* Given instruction
Retype everything in the listing, leaving each line exactly as it is.

* Records for this task
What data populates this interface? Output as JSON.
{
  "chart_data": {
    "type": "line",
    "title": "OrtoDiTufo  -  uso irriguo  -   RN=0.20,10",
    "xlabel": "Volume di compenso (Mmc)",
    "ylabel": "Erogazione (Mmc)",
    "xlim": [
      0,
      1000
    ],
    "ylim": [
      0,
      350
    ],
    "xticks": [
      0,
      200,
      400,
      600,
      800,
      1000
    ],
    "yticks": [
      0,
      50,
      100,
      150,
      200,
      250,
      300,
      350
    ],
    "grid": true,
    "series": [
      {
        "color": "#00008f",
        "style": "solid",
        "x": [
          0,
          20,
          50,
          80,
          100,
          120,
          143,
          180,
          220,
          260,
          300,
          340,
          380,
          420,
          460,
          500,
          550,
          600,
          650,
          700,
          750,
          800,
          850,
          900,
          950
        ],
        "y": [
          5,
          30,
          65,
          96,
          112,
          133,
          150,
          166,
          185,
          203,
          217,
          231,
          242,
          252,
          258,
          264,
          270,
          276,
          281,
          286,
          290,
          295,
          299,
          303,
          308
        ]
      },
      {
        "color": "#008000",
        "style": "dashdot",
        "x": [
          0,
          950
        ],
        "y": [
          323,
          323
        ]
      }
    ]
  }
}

* Response
What data populates this interface? Output as JSON.
{
  "chart_data": {
    "type": "line",
    "title": "OrtoDiTufo  -  uso irriguo  -   RN=0.20,10",
    "xlabel": "Volume di compenso (Mmc)",
    "ylabel": "Erogazione (Mmc)",
    "xlim": [
      0,
      1000
    ],
    "ylim": [
      0,
      350
    ],
    "xticks": [
      0,
      200,
      400,
      600,
      800,
      1000
    ],
    "yticks": [
      0,
      50,
      100,
      150,
      200,
      250,
      300,
      350
    ],
    "grid": true,
    "series": [
      {
        "color": "#00008f",
        "style": "solid",
        "x": [
          0,
          20,
          50,
          80,
          100,
          120,
          143,
          180,
          220,
          260,
          300,
          340,
          380,
          420,
          460,
          500,
          550,
          600,
          650,
          700,
          750,
          800,
          850,
          900,
          950
        ],
        "y": [
          5,
          30,
          65,
          96,
          112,
          133,
          150,
          166,
          185,
          203,
          217,
          231,
          242,
          252,
          258,
          264,
          270,
          276,
          281,
          286,
          290,
          295,
          299,
          303,
          308
        ]
      },
      {
        "color": "#008000",
        "style": "dashdot",
        "x": [
          0,
          950
        ],
        "y": [
          323,
          323
        ]
      }
    ]
  }
}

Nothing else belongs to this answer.